⟨

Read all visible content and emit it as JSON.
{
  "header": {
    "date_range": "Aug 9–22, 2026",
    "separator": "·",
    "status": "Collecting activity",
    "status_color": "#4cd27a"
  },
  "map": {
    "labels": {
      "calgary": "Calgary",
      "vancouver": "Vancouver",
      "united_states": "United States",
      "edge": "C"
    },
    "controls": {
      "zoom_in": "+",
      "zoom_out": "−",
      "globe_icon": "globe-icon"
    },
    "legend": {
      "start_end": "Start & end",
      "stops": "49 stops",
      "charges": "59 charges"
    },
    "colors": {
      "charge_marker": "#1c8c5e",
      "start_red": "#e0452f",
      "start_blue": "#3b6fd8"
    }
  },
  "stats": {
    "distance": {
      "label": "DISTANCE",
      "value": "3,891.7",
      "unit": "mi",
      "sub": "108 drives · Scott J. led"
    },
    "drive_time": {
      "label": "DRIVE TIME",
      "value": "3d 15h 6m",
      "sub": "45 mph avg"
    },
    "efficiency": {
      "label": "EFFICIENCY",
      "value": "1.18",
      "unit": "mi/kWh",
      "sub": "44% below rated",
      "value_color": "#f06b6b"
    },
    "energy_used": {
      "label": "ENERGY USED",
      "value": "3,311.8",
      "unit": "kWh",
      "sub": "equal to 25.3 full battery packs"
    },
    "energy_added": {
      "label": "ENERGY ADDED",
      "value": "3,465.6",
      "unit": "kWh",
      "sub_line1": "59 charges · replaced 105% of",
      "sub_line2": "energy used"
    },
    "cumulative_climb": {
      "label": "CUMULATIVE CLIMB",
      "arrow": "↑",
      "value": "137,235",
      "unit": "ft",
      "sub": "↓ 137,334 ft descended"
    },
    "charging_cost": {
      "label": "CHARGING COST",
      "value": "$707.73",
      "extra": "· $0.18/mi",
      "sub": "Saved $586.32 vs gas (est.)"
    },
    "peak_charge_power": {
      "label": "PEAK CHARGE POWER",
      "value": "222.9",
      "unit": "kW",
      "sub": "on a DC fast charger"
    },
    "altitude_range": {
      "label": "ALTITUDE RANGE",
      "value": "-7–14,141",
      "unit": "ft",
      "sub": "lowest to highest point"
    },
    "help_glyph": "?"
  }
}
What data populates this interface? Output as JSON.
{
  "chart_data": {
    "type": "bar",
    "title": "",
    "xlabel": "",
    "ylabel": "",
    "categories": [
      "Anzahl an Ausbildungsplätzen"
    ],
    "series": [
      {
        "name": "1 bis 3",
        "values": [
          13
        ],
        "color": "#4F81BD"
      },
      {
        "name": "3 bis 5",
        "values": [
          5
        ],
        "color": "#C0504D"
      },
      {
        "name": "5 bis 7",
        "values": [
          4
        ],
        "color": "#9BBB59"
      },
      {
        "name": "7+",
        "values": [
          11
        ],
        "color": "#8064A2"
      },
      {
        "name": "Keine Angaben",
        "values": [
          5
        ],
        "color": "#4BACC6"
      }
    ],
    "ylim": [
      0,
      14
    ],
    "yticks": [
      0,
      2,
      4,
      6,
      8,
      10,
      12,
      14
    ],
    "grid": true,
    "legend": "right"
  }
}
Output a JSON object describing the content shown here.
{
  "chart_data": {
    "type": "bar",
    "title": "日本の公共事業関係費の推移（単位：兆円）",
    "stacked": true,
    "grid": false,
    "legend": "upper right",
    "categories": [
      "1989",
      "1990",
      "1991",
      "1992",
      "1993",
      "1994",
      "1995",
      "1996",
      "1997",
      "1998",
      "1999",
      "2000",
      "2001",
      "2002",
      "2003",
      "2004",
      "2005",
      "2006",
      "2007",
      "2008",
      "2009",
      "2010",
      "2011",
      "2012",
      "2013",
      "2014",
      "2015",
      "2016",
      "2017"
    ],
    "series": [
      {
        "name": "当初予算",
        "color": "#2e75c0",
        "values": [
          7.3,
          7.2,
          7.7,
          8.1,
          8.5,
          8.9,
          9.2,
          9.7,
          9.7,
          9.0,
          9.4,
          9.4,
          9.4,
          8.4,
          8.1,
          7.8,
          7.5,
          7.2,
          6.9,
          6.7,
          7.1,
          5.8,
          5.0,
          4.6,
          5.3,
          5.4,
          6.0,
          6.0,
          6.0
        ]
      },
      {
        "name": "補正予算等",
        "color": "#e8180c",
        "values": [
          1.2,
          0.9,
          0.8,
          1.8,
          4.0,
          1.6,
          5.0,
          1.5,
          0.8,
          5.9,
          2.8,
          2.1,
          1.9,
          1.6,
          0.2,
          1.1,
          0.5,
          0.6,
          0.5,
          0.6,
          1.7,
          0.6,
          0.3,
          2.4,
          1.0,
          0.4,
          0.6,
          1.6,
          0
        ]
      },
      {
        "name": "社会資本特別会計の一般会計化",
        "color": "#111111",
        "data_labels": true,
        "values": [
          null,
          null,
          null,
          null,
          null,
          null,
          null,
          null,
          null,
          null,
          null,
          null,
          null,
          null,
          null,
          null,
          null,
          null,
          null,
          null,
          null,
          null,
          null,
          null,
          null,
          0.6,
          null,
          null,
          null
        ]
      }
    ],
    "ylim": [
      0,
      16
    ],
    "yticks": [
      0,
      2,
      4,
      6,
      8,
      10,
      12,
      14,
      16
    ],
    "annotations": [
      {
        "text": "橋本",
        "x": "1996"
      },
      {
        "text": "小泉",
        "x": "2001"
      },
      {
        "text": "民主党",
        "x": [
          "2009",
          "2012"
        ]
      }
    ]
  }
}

⟩

Retype the entries one by one, exactly.

Read all visible content and emit it as JSON.
{
  "header": {
    "date_range": "Aug 9–22, 2026",
    "separator": "·",
    "status": "Collecting activity",
    "status_color": "#4cd27a"
  },
  "map": {
    "labels": {
      "calgary": "Calgary",
      "vancouver": "Vancouver",
      "united_states": "United States",
      "edge": "C"
    },
    "controls": {
      "zoom_in": "+",
      "zoom_out": "−",
      "globe_icon": "globe-icon"
    },
    "legend": {
      "start_end": "Start & end",
      "stops": "49 stops",
      "charges": "59 charges"
    },
    "colors": {
      "charge_marker": "#1c8c5e",
      "start_red": "#e0452f",
      "start_blue": "#3b6fd8"
    }
  },
  "stats": {
    "distance": {
      "label": "DISTANCE",
      "value": "3,891.7",
      "unit": "mi",
      "sub": "108 drives · Scott J. led"
    },
    "drive_time": {
      "label": "DRIVE TIME",
      "value": "3d 15h 6m",
      "sub": "45 mph avg"
    },
    "efficiency": {
      "label": "EFFICIENCY",
      "value": "1.18",
      "unit": "mi/kWh",
      "sub": "44% below rated",
      "value_color": "#f06b6b"
    },
    "energy_used": {
      "label": "ENERGY USED",
      "value": "3,311.8",
      "unit": "kWh",
      "sub": "equal to 25.3 full battery packs"
    },
    "energy_added": {
      "label": "ENERGY ADDED",
      "value": "3,465.6",
      "unit": "kWh",
      "sub_line1": "59 charges · replaced 105% of",
      "sub_line2": "energy used"
    },
    "cumulative_climb": {
      "label": "CUMULATIVE CLIMB",
      "arrow": "↑",
      "value": "137,235",
      "unit": "ft",
      "sub": "↓ 137,334 ft descended"
    },
    "charging_cost": {
      "label": "CHARGING COST",
      "value": "$707.73",
      "extra": "· $0.18/mi",
      "sub": "Saved $586.32 vs gas (est.)"
    },
    "peak_charge_power": {
      "label": "PEAK CHARGE POWER",
      "value": "222.9",
      "unit": "kW",
      "sub": "on a DC fast charger"
    },
    "altitude_range": {
      "label": "ALTITUDE RANGE",
      "value": "-7–14,141",
      "unit": "ft",
      "sub": "lowest to highest point"
    },
    "help_glyph": "?"
  }
}
What data populates this interface? Output as JSON.
{
  "chart_data": {
    "type": "bar",
    "title": "",
    "xlabel": "",
    "ylabel": "",
    "categories": [
      "Anzahl an Ausbildungsplätzen"
    ],
    "series": [
      {
        "name": "1 bis 3",
        "values": [
          13
        ],
        "color": "#4F81BD"
      },
      {
        "name": "3 bis 5",
        "values": [
          5
        ],
        "color": "#C0504D"
      },
      {
        "name": "5 bis 7",
        "values": [
          4
        ],
        "color": "#9BBB59"
      },
      {
        "name": "7+",
        "values": [
          11
        ],
        "color": "#8064A2"
      },
      {
        "name": "Keine Angaben",
        "values": [
          5
        ],
        "color": "#4BACC6"
      }
    ],
    "ylim": [
      0,
      14
    ],
    "yticks": [
      0,
      2,
      4,
      6,
      8,
      10,
      12,
      14
    ],
    "grid": true,
    "legend": "right"
  }
}
Output a JSON object describing the content shown here.
{
  "chart_data": {
    "type": "bar",
    "title": "日本の公共事業関係費の推移（単位：兆円）",
    "stacked": true,
    "grid": false,
    "legend": "upper right",
    "categories": [
      "1989",
      "1990",
      "1991",
      "1992",
      "1993",
      "1994",
      "1995",
      "1996",
      "1997",
      "1998",
      "1999",
      "2000",
      "2001",
      "2002",
      "2003",
      "2004",
      "2005",
      "2006",
      "2007",
      "2008",
      "2009",
      "2010",
      "2011",
      "2012",
      "2013",
      "2014",
      "2015",
      "2016",
      "2017"
    ],
    "series": [
      {
        "name": "当初予算",
        "color": "#2e75c0",
        "values": [
          7.3,
          7.2,
          7.7,
          8.1,
          8.5,
          8.9,
          9.2,
          9.7,
          9.7,
          9.0,
          9.4,
          9.4,
          9.4,
          8.4,
          8.1,
          7.8,
          7.5,
          7.2,
          6.9,
          6.7,
          7.1,
          5.8,
          5.0,
          4.6,
          5.3,
          5.4,
          6.0,
          6.0,
          6.0
        ]
      },
      {
        "name": "補正予算等",
        "color": "#e8180c",
        "values": [
          1.2,
          0.9,
          0.8,
          1.8,
          4.0,
          1.6,
          5.0,
          1.5,
          0.8,
          5.9,
          2.8,
          2.1,
          1.9,
          1.6,
          0.2,
          1.1,
          0.5,
          0.6,
          0.5,
          0.6,
          1.7,
          0.6,
          0.3,
          2.4,
          1.0,
          0.4,
          0.6,
          1.6,
          0
        ]
      },
      {
        "name": "社会資本特別会計の一般会計化",
        "color": "#111111",
        "data_labels": true,
        "values": [
          null,
          null,
          null,
          null,
          null,
          null,
          null,
          null,
          null,
          null,
          null,
          null,
          null,
          null,
          null,
          null,
          null,
          null,
          null,
          null,
          null,
          null,
          null,
          null,
          null,
          0.6,
          null,
          null,
          null
        ]
      }
    ],
    "ylim": [
      0,
      16
    ],
    "yticks": [
      0,
      2,
      4,
      6,
      8,
      10,
      12,
      14,
      16
    ],
    "annotations": [
      {
        "text": "橋本",
        "x": "1996"
      },
      {
        "text": "小泉",
        "x": "2001"
      },
      {
        "text": "民主党",
        "x": [
          "2009",
          "2012"
        ]
      }
    ]
  }
}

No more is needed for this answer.